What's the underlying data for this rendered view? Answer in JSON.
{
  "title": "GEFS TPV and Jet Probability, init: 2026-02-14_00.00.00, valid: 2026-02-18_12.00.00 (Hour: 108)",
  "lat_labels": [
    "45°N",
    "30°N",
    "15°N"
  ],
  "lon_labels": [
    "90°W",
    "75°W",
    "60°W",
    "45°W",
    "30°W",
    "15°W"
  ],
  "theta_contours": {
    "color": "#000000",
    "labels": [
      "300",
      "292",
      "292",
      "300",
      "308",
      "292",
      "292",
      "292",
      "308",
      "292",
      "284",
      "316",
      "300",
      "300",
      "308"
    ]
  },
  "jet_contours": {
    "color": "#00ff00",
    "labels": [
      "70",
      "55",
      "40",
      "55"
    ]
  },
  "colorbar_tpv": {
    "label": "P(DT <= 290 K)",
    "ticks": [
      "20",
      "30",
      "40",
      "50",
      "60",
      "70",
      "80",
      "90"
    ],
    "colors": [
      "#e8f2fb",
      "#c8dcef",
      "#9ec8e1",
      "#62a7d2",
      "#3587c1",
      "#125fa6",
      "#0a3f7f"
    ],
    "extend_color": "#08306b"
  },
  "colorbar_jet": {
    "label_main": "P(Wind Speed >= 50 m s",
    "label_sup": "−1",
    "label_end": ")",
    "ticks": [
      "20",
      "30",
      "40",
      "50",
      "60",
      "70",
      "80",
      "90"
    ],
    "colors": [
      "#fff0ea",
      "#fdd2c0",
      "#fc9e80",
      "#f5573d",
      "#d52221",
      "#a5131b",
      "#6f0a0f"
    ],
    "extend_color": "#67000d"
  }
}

========================================

Goal of the exercise → Reproduce each entry above exactly, keeping every word.

Output of the exercise →
What's the underlying data for this rendered view? Answer in JSON.
{
  "title": "GEFS TPV and Jet Probability, init: 2026-02-14_00.00.00, valid: 2026-02-18_12.00.00 (Hour: 108)",
  "lat_labels": [
    "45°N",
    "30°N",
    "15°N"
  ],
  "lon_labels": [
    "90°W",
    "75°W",
    "60°W",
    "45°W",
    "30°W",
    "15°W"
  ],
  "theta_contours": {
    "color": "#000000",
    "labels": [
      "300",
      "292",
      "292",
      "300",
      "308",
      "292",
      "292",
      "292",
      "308",
      "292",
      "284",
      "316",
      "300",
      "300",
      "308"
    ]
  },
  "jet_contours": {
    "color": "#00ff00",
    "labels": [
      "70",
      "55",
      "40",
      "55"
    ]
  },
  "colorbar_tpv": {
    "label": "P(DT <= 290 K)",
    "ticks": [
      "20",
      "30",
      "40",
      "50",
      "60",
      "70",
      "80",
      "90"
    ],
    "colors": [
      "#e8f2fb",
      "#c8dcef",
      "#9ec8e1",
      "#62a7d2",
      "#3587c1",
      "#125fa6",
      "#0a3f7f"
    ],
    "extend_color": "#08306b"
  },
  "colorbar_jet": {
    "label_main": "P(Wind Speed >= 50 m s",
    "label_sup": "−1",
    "label_end": ")",
    "ticks": [
      "20",
      "30",
      "40",
      "50",
      "60",
      "70",
      "80",
      "90"
    ],
    "colors": [
      "#fff0ea",
      "#fdd2c0",
      "#fc9e80",
      "#f5573d",
      "#d52221",
      "#a5131b",
      "#6f0a0f"
    ],
    "extend_color": "#67000d"
  }
}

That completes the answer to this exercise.